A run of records
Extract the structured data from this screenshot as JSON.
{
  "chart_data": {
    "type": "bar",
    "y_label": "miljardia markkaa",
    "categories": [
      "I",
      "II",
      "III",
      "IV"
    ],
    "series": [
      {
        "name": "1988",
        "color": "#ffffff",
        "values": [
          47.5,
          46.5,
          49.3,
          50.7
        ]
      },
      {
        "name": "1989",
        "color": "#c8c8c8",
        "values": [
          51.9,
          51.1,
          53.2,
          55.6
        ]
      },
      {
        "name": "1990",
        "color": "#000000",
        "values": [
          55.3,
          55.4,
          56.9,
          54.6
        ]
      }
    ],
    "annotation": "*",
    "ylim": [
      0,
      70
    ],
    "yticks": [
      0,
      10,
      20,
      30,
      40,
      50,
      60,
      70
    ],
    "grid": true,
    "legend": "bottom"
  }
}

- _Work required_
Write out all of the records above exactly as they appear.

- _Task response_
Extract the structured data from this screenshot as JSON.
{
  "chart_data": {
    "type": "bar",
    "y_label": "miljardia markkaa",
    "categories": [
      "I",
      "II",
      "III",
      "IV"
    ],
    "series": [
      {
        "name": "1988",
        "color": "#ffffff",
        "values": [
          47.5,
          46.5,
          49.3,
          50.7
        ]
      },
      {
        "name": "1989",
        "color": "#c8c8c8",
        "values": [
          51.9,
          51.1,
          53.2,
          55.6
        ]
      },
      {
        "name": "1990",
        "color": "#000000",
        "values": [
          55.3,
          55.4,
          56.9,
          54.6
        ]
      }
    ],
    "annotation": "*",
    "ylim": [
      0,
      70
    ],
    "yticks": [
      0,
      10,
      20,
      30,
      40,
      50,
      60,
      70
    ],
    "grid": true,
    "legend": "bottom"
  }
}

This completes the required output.